GOAL OF THE EXERCISE:
Each record that follows should be repeated exactly, minus any images.
== ITEMS
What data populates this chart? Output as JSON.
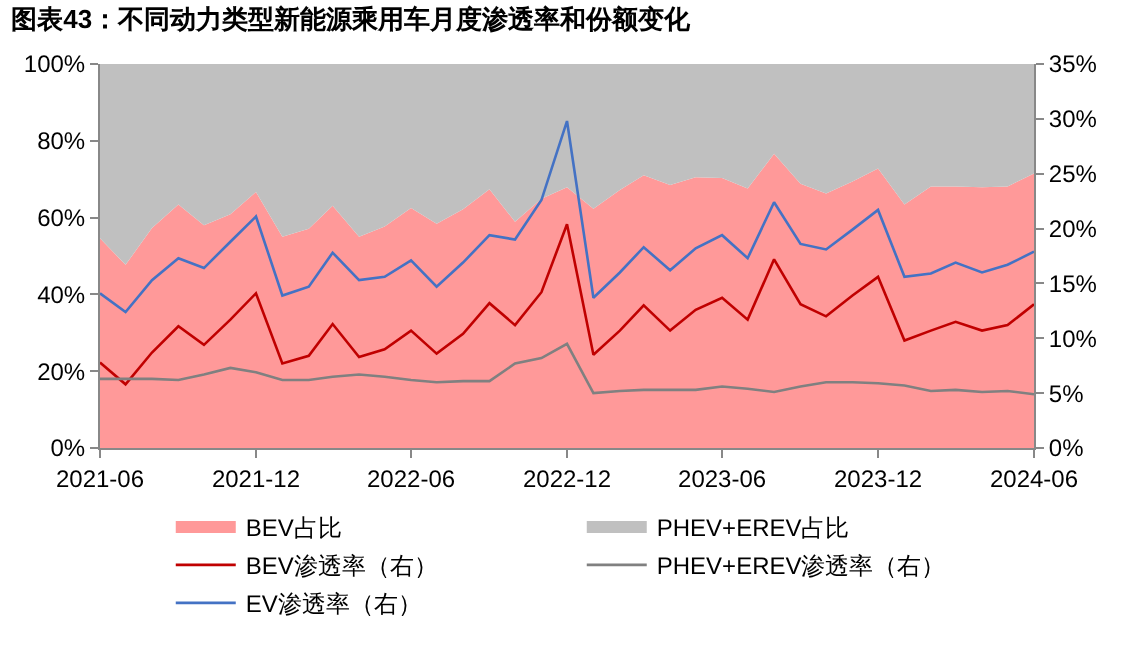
{
  "chart_data": {
    "type": "area",
    "title": "图表43：不同动力类型新能源乘用车月度渗透率和份额变化",
    "stacked": true,
    "x": [
      "2021-06",
      "2021-07",
      "2021-08",
      "2021-09",
      "2021-10",
      "2021-11",
      "2021-12",
      "2022-01",
      "2022-02",
      "2022-03",
      "2022-04",
      "2022-05",
      "2022-06",
      "2022-07",
      "2022-08",
      "2022-09",
      "2022-10",
      "2022-11",
      "2022-12",
      "2023-01",
      "2023-02",
      "2023-03",
      "2023-04",
      "2023-05",
      "2023-06",
      "2023-07",
      "2023-08",
      "2023-09",
      "2023-10",
      "2023-11",
      "2023-12",
      "2024-01",
      "2024-02",
      "2024-03",
      "2024-04",
      "2024-05",
      "2024-06"
    ],
    "series": [
      {
        "name": "BEV占比",
        "color": "#ff9999",
        "values": [
          54.6,
          47.7,
          57.3,
          63.4,
          58.0,
          60.9,
          66.7,
          55.0,
          57.1,
          63.1,
          55.0,
          57.7,
          62.5,
          58.4,
          62.2,
          67.4,
          58.9,
          64.9,
          67.9,
          62.3,
          67.2,
          71.0,
          68.5,
          70.5,
          70.3,
          67.6,
          76.6,
          68.8,
          66.3,
          69.4,
          72.8,
          63.4,
          68.1,
          68.1,
          67.9,
          68.1,
          71.5
        ]
      },
      {
        "name": "PHEV+EREV占比",
        "color": "#c0c0c0",
        "values": [
          45.4,
          52.3,
          42.7,
          36.6,
          42.0,
          39.1,
          33.3,
          45.0,
          42.9,
          36.9,
          45.0,
          42.3,
          37.5,
          41.6,
          37.8,
          32.6,
          41.1,
          35.1,
          32.1,
          37.7,
          32.8,
          29.0,
          31.5,
          29.5,
          29.7,
          32.4,
          23.4,
          31.2,
          33.7,
          30.6,
          27.2,
          36.6,
          31.9,
          31.9,
          32.1,
          31.9,
          28.5
        ]
      },
      {
        "name": "BEV渗透率（右）",
        "type": "line",
        "axis": "y2",
        "color": "#c00000",
        "values": [
          7.8,
          5.8,
          8.7,
          11.1,
          9.4,
          11.7,
          14.1,
          7.7,
          8.4,
          11.3,
          8.3,
          9.0,
          10.7,
          8.6,
          10.4,
          13.2,
          11.2,
          14.2,
          20.4,
          8.5,
          10.7,
          13.0,
          10.7,
          12.6,
          13.7,
          11.7,
          17.2,
          13.1,
          12.0,
          13.9,
          15.6,
          9.8,
          10.7,
          11.5,
          10.7,
          11.2,
          13.1
        ]
      },
      {
        "name": "PHEV+EREV渗透率（右）",
        "type": "line",
        "axis": "y2",
        "color": "#808080",
        "values": [
          6.3,
          6.3,
          6.3,
          6.2,
          6.7,
          7.3,
          6.9,
          6.2,
          6.2,
          6.5,
          6.7,
          6.5,
          6.2,
          6.0,
          6.1,
          6.1,
          7.7,
          8.2,
          9.5,
          5.0,
          5.2,
          5.3,
          5.3,
          5.3,
          5.6,
          5.4,
          5.1,
          5.6,
          6.0,
          6.0,
          5.9,
          5.7,
          5.2,
          5.3,
          5.1,
          5.2,
          4.9
        ]
      },
      {
        "name": "EV渗透率（右）",
        "type": "line",
        "axis": "y2",
        "color": "#4472c4",
        "values": [
          14.1,
          12.4,
          15.3,
          17.3,
          16.4,
          18.8,
          21.1,
          13.9,
          14.7,
          17.8,
          15.3,
          15.6,
          17.1,
          14.7,
          16.9,
          19.4,
          19.0,
          22.6,
          29.8,
          13.7,
          16.0,
          18.3,
          16.2,
          18.2,
          19.4,
          17.3,
          22.4,
          18.6,
          18.1,
          19.9,
          21.7,
          15.6,
          15.9,
          16.9,
          16.0,
          16.7,
          17.9
        ]
      }
    ],
    "xlim": [
      "2021-06",
      "2024-06"
    ],
    "xticks": [
      "2021-06",
      "2021-12",
      "2022-06",
      "2022-12",
      "2023-06",
      "2023-12",
      "2024-06"
    ],
    "ylim": [
      0,
      100
    ],
    "yticks": [
      {
        "value": 0,
        "label": "0%"
      },
      {
        "value": 20,
        "label": "20%"
      },
      {
        "value": 40,
        "label": "40%"
      },
      {
        "value": 60,
        "label": "60%"
      },
      {
        "value": 80,
        "label": "80%"
      },
      {
        "value": 100,
        "label": "100%"
      }
    ],
    "y2lim": [
      0,
      35
    ],
    "y2ticks": [
      {
        "value": 0,
        "label": "0%"
      },
      {
        "value": 5,
        "label": "5%"
      },
      {
        "value": 10,
        "label": "10%"
      },
      {
        "value": 15,
        "label": "15%"
      },
      {
        "value": 20,
        "label": "20%"
      },
      {
        "value": 25,
        "label": "25%"
      },
      {
        "value": 30,
        "label": "30%"
      },
      {
        "value": 35,
        "label": "35%"
      }
    ],
    "legend": "bottom",
    "marker": "none",
    "line_style": "solid"
  }
}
====
PROBLEM SOLUTION:
What data populates this chart? Output as JSON.
{
  "chart_data": {
    "type": "area",
    "title": "图表43：不同动力类型新能源乘用车月度渗透率和份额变化",
    "stacked": true,
    "x": [
      "2021-06",
      "2021-07",
      "2021-08",
      "2021-09",
      "2021-10",
      "2021-11",
      "2021-12",
      "2022-01",
      "2022-02",
      "2022-03",
      "2022-04",
      "2022-05",
      "2022-06",
      "2022-07",
      "2022-08",
      "2022-09",
      "2022-10",
      "2022-11",
      "2022-12",
      "2023-01",
      "2023-02",
      "2023-03",
      "2023-04",
      "2023-05",
      "2023-06",
      "2023-07",
      "2023-08",
      "2023-09",
      "2023-10",
      "2023-11",
      "2023-12",
      "2024-01",
      "2024-02",
      "2024-03",
      "2024-04",
      "2024-05",
      "2024-06"
    ],
    "series": [
      {
        "name": "BEV占比",
        "color": "#ff9999",
        "values": [
          54.6,
          47.7,
          57.3,
          63.4,
          58.0,
          60.9,
          66.7,
          55.0,
          57.1,
          63.1,
          55.0,
          57.7,
          62.5,
          58.4,
          62.2,
          67.4,
          58.9,
          64.9,
          67.9,
          62.3,
          67.2,
          71.0,
          68.5,
          70.5,
          70.3,
          67.6,
          76.6,
          68.8,
          66.3,
          69.4,
          72.8,
          63.4,
          68.1,
          68.1,
          67.9,
          68.1,
          71.5
        ]
      },
      {
        "name": "PHEV+EREV占比",
        "color": "#c0c0c0",
        "values": [
          45.4,
          52.3,
          42.7,
          36.6,
          42.0,
          39.1,
          33.3,
          45.0,
          42.9,
          36.9,
          45.0,
          42.3,
          37.5,
          41.6,
          37.8,
          32.6,
          41.1,
          35.1,
          32.1,
          37.7,
          32.8,
          29.0,
          31.5,
          29.5,
          29.7,
          32.4,
          23.4,
          31.2,
          33.7,
          30.6,
          27.2,
          36.6,
          31.9,
          31.9,
          32.1,
          31.9,
          28.5
        ]
      },
      {
        "name": "BEV渗透率（右）",
        "type": "line",
        "axis": "y2",
        "color": "#c00000",
        "values": [
          7.8,
          5.8,
          8.7,
          11.1,
          9.4,
          11.7,
          14.1,
          7.7,
          8.4,
          11.3,
          8.3,
          9.0,
          10.7,
          8.6,
          10.4,
          13.2,
          11.2,
          14.2,
          20.4,
          8.5,
          10.7,
          13.0,
          10.7,
          12.6,
          13.7,
          11.7,
          17.2,
          13.1,
          12.0,
          13.9,
          15.6,
          9.8,
          10.7,
          11.5,
          10.7,
          11.2,
          13.1
        ]
      },
      {
        "name": "PHEV+EREV渗透率（右）",
        "type": "line",
        "axis": "y2",
        "color": "#808080",
        "values": [
          6.3,
          6.3,
          6.3,
          6.2,
          6.7,
          7.3,
          6.9,
          6.2,
          6.2,
          6.5,
          6.7,
          6.5,
          6.2,
          6.0,
          6.1,
          6.1,
          7.7,
          8.2,
          9.5,
          5.0,
          5.2,
          5.3,
          5.3,
          5.3,
          5.6,
          5.4,
          5.1,
          5.6,
          6.0,
          6.0,
          5.9,
          5.7,
          5.2,
          5.3,
          5.1,
          5.2,
          4.9
        ]
      },
      {
        "name": "EV渗透率（右）",
        "type": "line",
        "axis": "y2",
        "color": "#4472c4",
        "values": [
          14.1,
          12.4,
          15.3,
          17.3,
          16.4,
          18.8,
          21.1,
          13.9,
          14.7,
          17.8,
          15.3,
          15.6,
          17.1,
          14.7,
          16.9,
          19.4,
          19.0,
          22.6,
          29.8,
          13.7,
          16.0,
          18.3,
          16.2,
          18.2,
          19.4,
          17.3,
          22.4,
          18.6,
          18.1,
          19.9,
          21.7,
          15.6,
          15.9,
          16.9,
          16.0,
          16.7,
          17.9
        ]
      }
    ],
    "xlim": [
      "2021-06",
      "2024-06"
    ],
    "xticks": [
      "2021-06",
      "2021-12",
      "2022-06",
      "2022-12",
      "2023-06",
      "2023-12",
      "2024-06"
    ],
    "ylim": [
      0,
      100
    ],
    "yticks": [
      {
        "value": 0,
        "label": "0%"
      },
      {
        "value": 20,
        "label": "20%"
      },
      {
        "value": 40,
        "label": "40%"
      },
      {
        "value": 60,
        "label": "60%"
      },
      {
        "value": 80,
        "label": "80%"
      },
      {
        "value": 100,
        "label": "100%"
      }
    ],
    "y2lim": [
      0,
      35
    ],
    "y2ticks": [
      {
        "value": 0,
        "label": "0%"
      },
      {
        "value": 5,
        "label": "5%"
      },
      {
        "value": 10,
        "label": "10%"
      },
      {
        "value": 15,
        "label": "15%"
      },
      {
        "value": 20,
        "label": "20%"
      },
      {
        "value": 25,
        "label": "25%"
      },
      {
        "value": 30,
        "label": "30%"
      },
      {
        "value": 35,
        "label": "35%"
      }
    ],
    "legend": "bottom",
    "marker": "none",
    "line_style": "solid"
  }
}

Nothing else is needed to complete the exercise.